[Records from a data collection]
----------

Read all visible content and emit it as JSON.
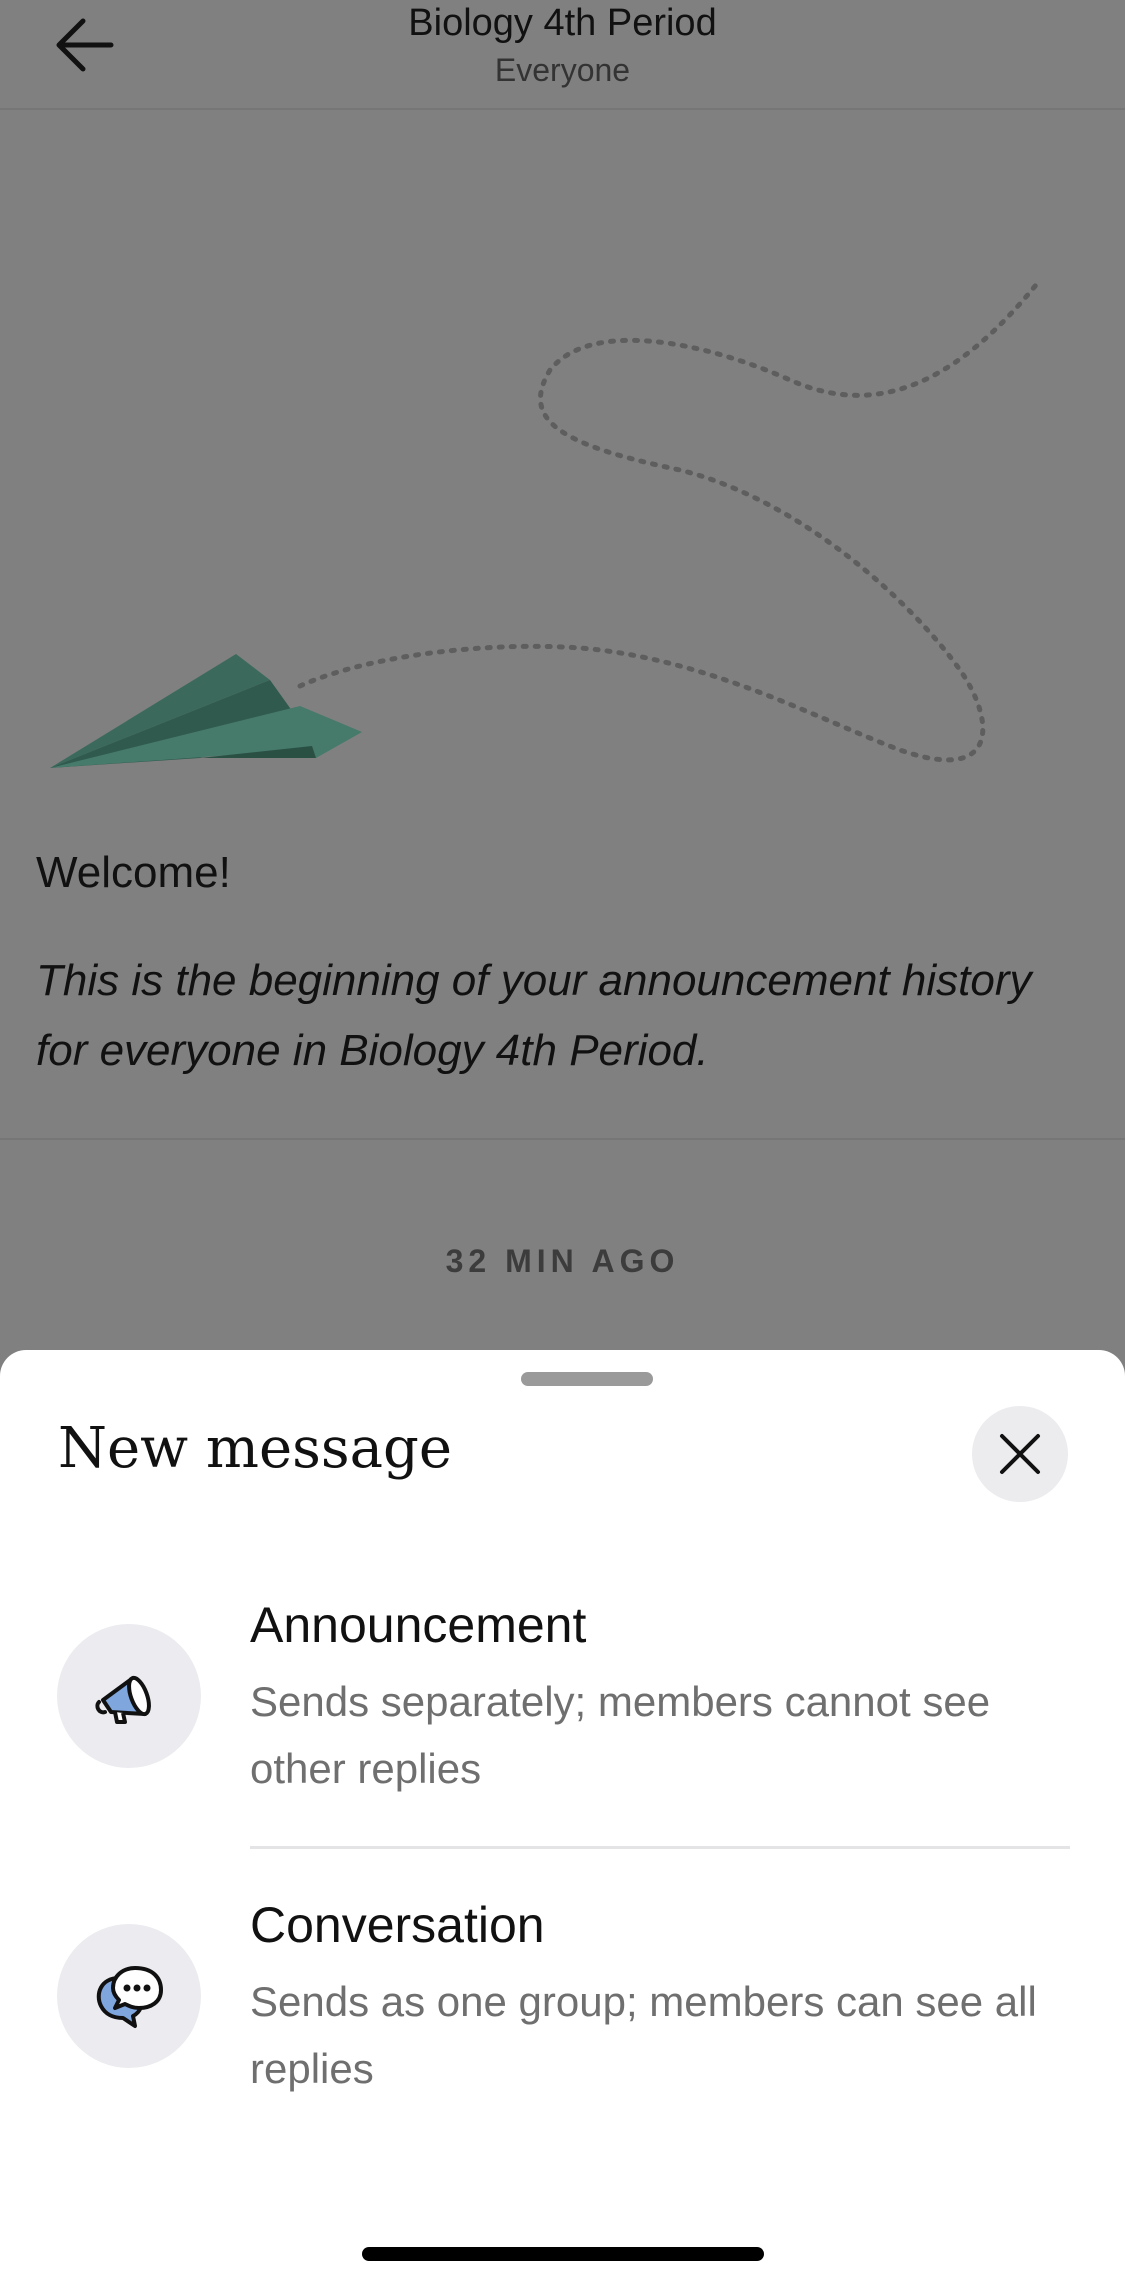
{
  "header": {
    "title": "Biology 4th Period",
    "subtitle": "Everyone",
    "back_icon": "arrow-left-icon"
  },
  "intro": {
    "welcome": "Welcome!",
    "text": "This is the beginning of your announcement history for everyone in Biology 4th Period.",
    "illustration_icon": "paper-plane-icon"
  },
  "timestamp": "32 MIN AGO",
  "sheet": {
    "title": "New message",
    "close_icon": "close-icon",
    "options": [
      {
        "title": "Announcement",
        "description": "Sends separately; members cannot see other replies",
        "icon": "megaphone-icon"
      },
      {
        "title": "Conversation",
        "description": "Sends as one group; members can see all replies",
        "icon": "chat-bubbles-icon"
      }
    ]
  },
  "colors": {
    "overlay_background": "#808080",
    "sheet_background": "#ffffff",
    "icon_circle": "#ececf0",
    "plane_green": "#3d6b5e",
    "icon_accent_blue": "#7fa6dd"
  }
}
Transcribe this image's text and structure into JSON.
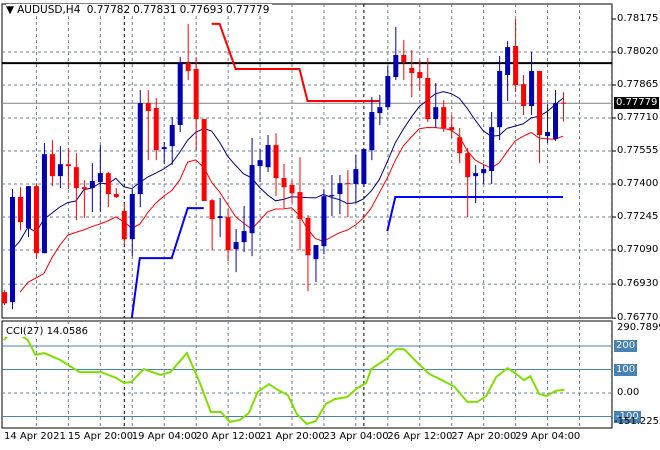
{
  "header": {
    "symbol": "AUDUSD,H4",
    "open": "0.77782",
    "high": "0.77831",
    "low": "0.77693",
    "close": "0.77779"
  },
  "colors": {
    "bull": "#0000b4",
    "bear": "#ff0000",
    "ma_fast": "#000080",
    "ma_slow": "#ff0000",
    "cci": "#7fe000",
    "level": "#4682b4",
    "grid": "#708090"
  },
  "chart_data": [
    {
      "type": "candlestick",
      "title": "AUDUSD,H4",
      "ylim": [
        0.7677,
        0.78175
      ],
      "price_ticks": [
        "0.78175",
        "0.78020",
        "0.77865",
        "0.77710",
        "0.77555",
        "0.77400",
        "0.77245",
        "0.77090",
        "0.76930",
        "0.76770"
      ],
      "current_price": "0.77779",
      "resistance_line": 0.77968,
      "x_labels": [
        "14 Apr 2021",
        "15 Apr 20:00",
        "19 Apr 04:00",
        "20 Apr 12:00",
        "21 Apr 20:00",
        "23 Apr 04:00",
        "26 Apr 12:00",
        "27 Apr 20:00",
        "29 Apr 04:00"
      ],
      "period_separators": [
        15,
        45
      ],
      "ohlc": [
        [
          0.76892,
          0.76901,
          0.76831,
          0.7684
        ],
        [
          0.76845,
          0.77376,
          0.76812,
          0.77339
        ],
        [
          0.77339,
          0.77385,
          0.77183,
          0.77221
        ],
        [
          0.77193,
          0.7739,
          0.7715,
          0.7739
        ],
        [
          0.7739,
          0.77404,
          0.77052,
          0.77075
        ],
        [
          0.77075,
          0.77592,
          0.77075,
          0.7754
        ],
        [
          0.7754,
          0.77606,
          0.7739,
          0.77437
        ],
        [
          0.77437,
          0.77578,
          0.77381,
          0.77493
        ],
        [
          0.77493,
          0.77569,
          0.77376,
          0.77484
        ],
        [
          0.77479,
          0.77545,
          0.7723,
          0.77381
        ],
        [
          0.77385,
          0.77418,
          0.7724,
          0.77376
        ],
        [
          0.77381,
          0.77498,
          0.77268,
          0.77414
        ],
        [
          0.77409,
          0.77583,
          0.77268,
          0.77451
        ],
        [
          0.77451,
          0.77456,
          0.77291,
          0.77353
        ],
        [
          0.77353,
          0.77381,
          0.77334,
          0.77339
        ],
        [
          0.77273,
          0.7731,
          0.77118,
          0.77141
        ],
        [
          0.77141,
          0.77376,
          0.77061,
          0.77353
        ],
        [
          0.77353,
          0.77841,
          0.77291,
          0.7778
        ],
        [
          0.7778,
          0.77841,
          0.77512,
          0.77743
        ],
        [
          0.77757,
          0.77804,
          0.77512,
          0.77559
        ],
        [
          0.77564,
          0.77597,
          0.77493,
          0.77573
        ],
        [
          0.77578,
          0.77714,
          0.77489,
          0.77677
        ],
        [
          0.77677,
          0.77996,
          0.77644,
          0.77968
        ],
        [
          0.77968,
          0.78152,
          0.77888,
          0.77931
        ],
        [
          0.7794,
          0.77996,
          0.77559,
          0.77705
        ],
        [
          0.77705,
          0.77705,
          0.7732,
          0.7732
        ],
        [
          0.77324,
          0.77329,
          0.77089,
          0.77235
        ],
        [
          0.7724,
          0.77334,
          0.7715,
          0.77249
        ],
        [
          0.77244,
          0.77282,
          0.77038,
          0.77089
        ],
        [
          0.77094,
          0.77188,
          0.76986,
          0.77127
        ],
        [
          0.77127,
          0.77296,
          0.7708,
          0.77179
        ],
        [
          0.77169,
          0.77616,
          0.77061,
          0.77489
        ],
        [
          0.77484,
          0.77564,
          0.77409,
          0.77512
        ],
        [
          0.77479,
          0.7763,
          0.77456,
          0.77583
        ],
        [
          0.77583,
          0.77639,
          0.77343,
          0.77428
        ],
        [
          0.77428,
          0.77494,
          0.77287,
          0.77385
        ],
        [
          0.77395,
          0.77418,
          0.7731,
          0.77357
        ],
        [
          0.77362,
          0.77526,
          0.77089,
          0.77235
        ],
        [
          0.7724,
          0.77254,
          0.76897,
          0.77066
        ],
        [
          0.77047,
          0.77113,
          0.76939,
          0.77113
        ],
        [
          0.77108,
          0.77376,
          0.7707,
          0.77343
        ],
        [
          0.77343,
          0.77442,
          0.77249,
          0.77348
        ],
        [
          0.77353,
          0.77442,
          0.77258,
          0.77404
        ],
        [
          0.77404,
          0.77465,
          0.77244,
          0.774
        ],
        [
          0.774,
          0.77536,
          0.77315,
          0.7747
        ],
        [
          0.774,
          0.77564,
          0.77385,
          0.77564
        ],
        [
          0.77559,
          0.77808,
          0.77512,
          0.77738
        ],
        [
          0.77733,
          0.77818,
          0.77677,
          0.77761
        ],
        [
          0.77761,
          0.77954,
          0.77747,
          0.77907
        ],
        [
          0.77902,
          0.78137,
          0.77888,
          0.78006
        ],
        [
          0.78006,
          0.78076,
          0.77888,
          0.77973
        ],
        [
          0.77945,
          0.78029,
          0.77808,
          0.77921
        ],
        [
          0.77926,
          0.77982,
          0.77841,
          0.77898
        ],
        [
          0.77898,
          0.77992,
          0.77691,
          0.77705
        ],
        [
          0.77705,
          0.77874,
          0.77663,
          0.77761
        ],
        [
          0.77761,
          0.77794,
          0.77644,
          0.77663
        ],
        [
          0.77667,
          0.77724,
          0.77616,
          0.77653
        ],
        [
          0.7762,
          0.77663,
          0.77498,
          0.77545
        ],
        [
          0.77545,
          0.77569,
          0.77244,
          0.77432
        ],
        [
          0.77437,
          0.77489,
          0.7731,
          0.77451
        ],
        [
          0.77451,
          0.77489,
          0.774,
          0.7747
        ],
        [
          0.77461,
          0.77738,
          0.774,
          0.77667
        ],
        [
          0.77667,
          0.78001,
          0.77606,
          0.77931
        ],
        [
          0.77912,
          0.78072,
          0.7779,
          0.78043
        ],
        [
          0.78048,
          0.78175,
          0.77832,
          0.77865
        ],
        [
          0.77869,
          0.77912,
          0.77724,
          0.77766
        ],
        [
          0.77766,
          0.7802,
          0.77724,
          0.77931
        ],
        [
          0.77931,
          0.77931,
          0.77498,
          0.7763
        ],
        [
          0.77625,
          0.77775,
          0.77592,
          0.77644
        ],
        [
          0.77611,
          0.77841,
          0.77602,
          0.7778
        ],
        [
          0.77782,
          0.77831,
          0.77693,
          0.77779
        ]
      ],
      "red_step_line": [
        [
          26,
          0.78152
        ],
        [
          27,
          0.78152
        ],
        [
          29,
          0.7794
        ],
        [
          37,
          0.7794
        ],
        [
          38,
          0.7779
        ],
        [
          47,
          0.7779
        ]
      ],
      "blue_step_lines": [
        [
          [
            16,
            0.7677
          ],
          [
            17,
            0.77052
          ],
          [
            21,
            0.77052
          ],
          [
            23,
            0.77287
          ],
          [
            25,
            0.77287
          ]
        ],
        [
          [
            48,
            0.77179
          ],
          [
            49,
            0.77339
          ],
          [
            70,
            0.77339
          ]
        ]
      ]
    },
    {
      "type": "line",
      "title": "CCI(27)",
      "value_label": "14.0586",
      "ylim": [
        -151.2252,
        290.7899
      ],
      "ymax_label": "290.7899",
      "ymin_label": "-151.2252",
      "levels": [
        {
          "value": 200,
          "label": "200"
        },
        {
          "value": 100,
          "label": "100"
        },
        {
          "value": 0,
          "label": "0.00"
        },
        {
          "value": -100,
          "label": "-100"
        }
      ],
      "points": [
        [
          0,
          225
        ],
        [
          1.08,
          268
        ],
        [
          2.98,
          225
        ],
        [
          3.93,
          162
        ],
        [
          5.03,
          170
        ],
        [
          7.09,
          140
        ],
        [
          9.46,
          89
        ],
        [
          12.15,
          89
        ],
        [
          14.05,
          64
        ],
        [
          15,
          43
        ],
        [
          15.94,
          47
        ],
        [
          17.52,
          102
        ],
        [
          18.16,
          94
        ],
        [
          19.58,
          77
        ],
        [
          20.84,
          89
        ],
        [
          22.9,
          170
        ],
        [
          24.48,
          47
        ],
        [
          25.9,
          -81
        ],
        [
          27.17,
          -81
        ],
        [
          28.27,
          -123
        ],
        [
          29.54,
          -115
        ],
        [
          30.65,
          -85
        ],
        [
          31.75,
          4
        ],
        [
          33.18,
          38
        ],
        [
          34.28,
          13
        ],
        [
          35.55,
          -9
        ],
        [
          36.65,
          -89
        ],
        [
          37.92,
          -132
        ],
        [
          39.03,
          -119
        ],
        [
          40.29,
          -47
        ],
        [
          41.4,
          -26
        ],
        [
          42.98,
          -17
        ],
        [
          44.24,
          21
        ],
        [
          45.35,
          43
        ],
        [
          45.98,
          102
        ],
        [
          47.88,
          145
        ],
        [
          49.14,
          187
        ],
        [
          50.09,
          187
        ],
        [
          51.67,
          132
        ],
        [
          53.25,
          81
        ],
        [
          54.84,
          55
        ],
        [
          56.42,
          26
        ],
        [
          58,
          -38
        ],
        [
          59.26,
          -38
        ],
        [
          60.37,
          -13
        ],
        [
          61.63,
          68
        ],
        [
          63.06,
          106
        ],
        [
          64.16,
          81
        ],
        [
          65.11,
          55
        ],
        [
          65.9,
          72
        ],
        [
          67,
          -4
        ],
        [
          67.96,
          -13
        ],
        [
          69.06,
          9
        ],
        [
          70.17,
          14
        ]
      ]
    }
  ]
}
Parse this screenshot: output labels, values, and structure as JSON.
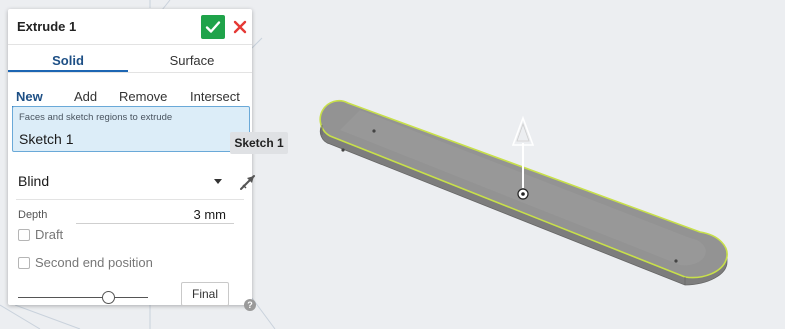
{
  "dialog": {
    "title": "Extrude 1",
    "tabs": [
      {
        "label": "Solid",
        "active": true
      },
      {
        "label": "Surface",
        "active": false
      }
    ],
    "operations": [
      {
        "label": "New",
        "active": true
      },
      {
        "label": "Add",
        "active": false
      },
      {
        "label": "Remove",
        "active": false
      },
      {
        "label": "Intersect",
        "active": false
      }
    ],
    "selection": {
      "label": "Faces and sketch regions to extrude",
      "value": "Sketch 1",
      "tooltip": "Sketch 1"
    },
    "end_type": "Blind",
    "depth": {
      "label": "Depth",
      "value": "3 mm"
    },
    "options": [
      {
        "label": "Draft",
        "checked": false
      },
      {
        "label": "Second end position",
        "checked": false
      }
    ],
    "slider_level": 0.68,
    "final_label": "Final",
    "help_label": "?"
  },
  "colors": {
    "accept": "#1fa34a",
    "cancel": "#e53935",
    "active_tab": "#1d4f85",
    "selection_bg": "#dcedf8",
    "body": "#8e8e8e",
    "outline_highlight": "#c8e04a",
    "viewport_bg": "#eceef1"
  },
  "icons": {
    "accept": "check-icon",
    "cancel": "close-icon",
    "flip": "flip-direction-icon",
    "manipulator": "arrow-manipulator-icon",
    "help": "help-icon"
  }
}
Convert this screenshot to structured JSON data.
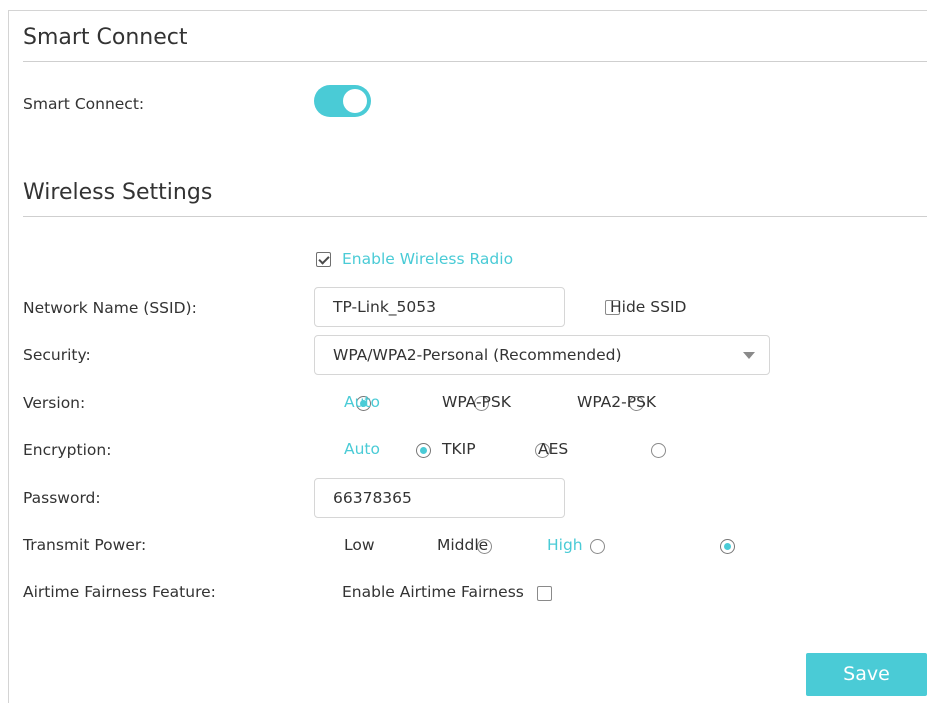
{
  "smart_connect": {
    "section_title": "Smart Connect",
    "label": "Smart Connect:",
    "enabled": true
  },
  "wireless": {
    "section_title": "Wireless Settings",
    "enable_radio_label": "Enable Wireless Radio",
    "enable_radio_checked": true,
    "ssid": {
      "label": "Network Name (SSID):",
      "value": "TP-Link_5053",
      "hide_label": "Hide SSID",
      "hide_checked": false
    },
    "security": {
      "label": "Security:",
      "value": "WPA/WPA2-Personal (Recommended)"
    },
    "version": {
      "label": "Version:",
      "options": [
        "Auto",
        "WPA-PSK",
        "WPA2-PSK"
      ],
      "selected": "Auto"
    },
    "encryption": {
      "label": "Encryption:",
      "options": [
        "Auto",
        "TKIP",
        "AES"
      ],
      "selected": "Auto"
    },
    "password": {
      "label": "Password:",
      "value": "66378365"
    },
    "transmit_power": {
      "label": "Transmit Power:",
      "options": [
        "Low",
        "Middle",
        "High"
      ],
      "selected": "High"
    },
    "airtime": {
      "label": "Airtime Fairness Feature:",
      "checkbox_label": "Enable Airtime Fairness",
      "checked": false
    }
  },
  "save_label": "Save",
  "colors": {
    "accent": "#4acbd6",
    "text": "#333333",
    "divider": "#cfcfcf"
  }
}
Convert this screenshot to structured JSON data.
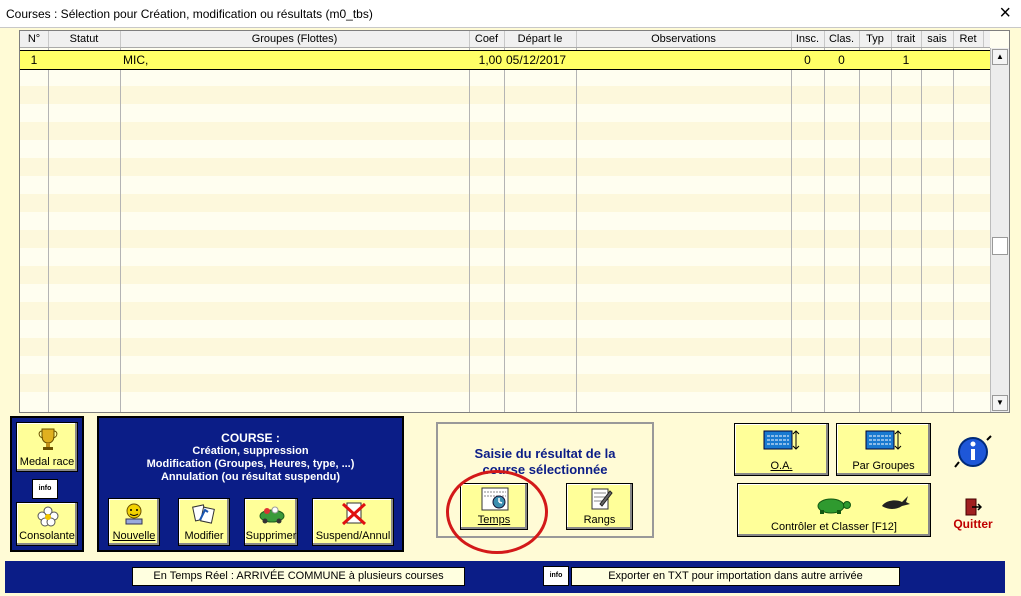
{
  "window": {
    "title": "Courses : Sélection pour Création, modification ou résultats    (m0_tbs)",
    "close_glyph": "×"
  },
  "grid": {
    "columns": [
      "N°",
      "Statut",
      "Groupes (Flottes)",
      "Coef",
      "Départ le",
      "Observations",
      "Insc.",
      "Clas.",
      "Typ",
      "trait",
      "sais",
      "Ret"
    ],
    "rows": [
      {
        "num": "1",
        "statut": "",
        "groupes": "MIC,",
        "coef": "1,00",
        "depart": "05/12/2017",
        "observations": "",
        "insc": "0",
        "clas": "0",
        "typ": "",
        "trait": "1",
        "sais": "",
        "ret": ""
      }
    ],
    "scroll_up": "▲",
    "scroll_down": "▼"
  },
  "left": {
    "medal_race": "Medal race",
    "consolante": "Consolante",
    "info_icon": "info"
  },
  "course_panel": {
    "title_lines": [
      "COURSE :",
      "Création, suppression",
      "Modification (Groupes, Heures, type, ...)",
      "Annulation (ou résultat suspendu)"
    ],
    "buttons": {
      "nouvelle": "Nouvelle",
      "modifier": "Modifier",
      "supprimer": "Supprimer",
      "suspend": "Suspend/Annul"
    }
  },
  "saisie": {
    "text_lines": [
      "Saisie du résultat de la",
      "course sélectionnée"
    ],
    "temps": "Temps",
    "rangs": "Rangs"
  },
  "right": {
    "oa": "O.A.",
    "par_groupes": "Par Groupes",
    "controler": "Contrôler et Classer [F12]",
    "quitter": "Quitter"
  },
  "bottom": {
    "temps_reel": "En Temps Réel : ARRIVÉE COMMUNE à plusieurs courses",
    "exporter": "Exporter  en TXT pour importation dans  autre arrivée",
    "info_icon": "info"
  },
  "colors": {
    "accent_blue": "#0b1d87",
    "selected_row": "#ffff66",
    "button_face": "#ffff99",
    "highlight_circle": "#d31919"
  }
}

----------

In the entries above, some lines may contain the string "Création"; report how many, without additional comment.

Response for this exercise:
2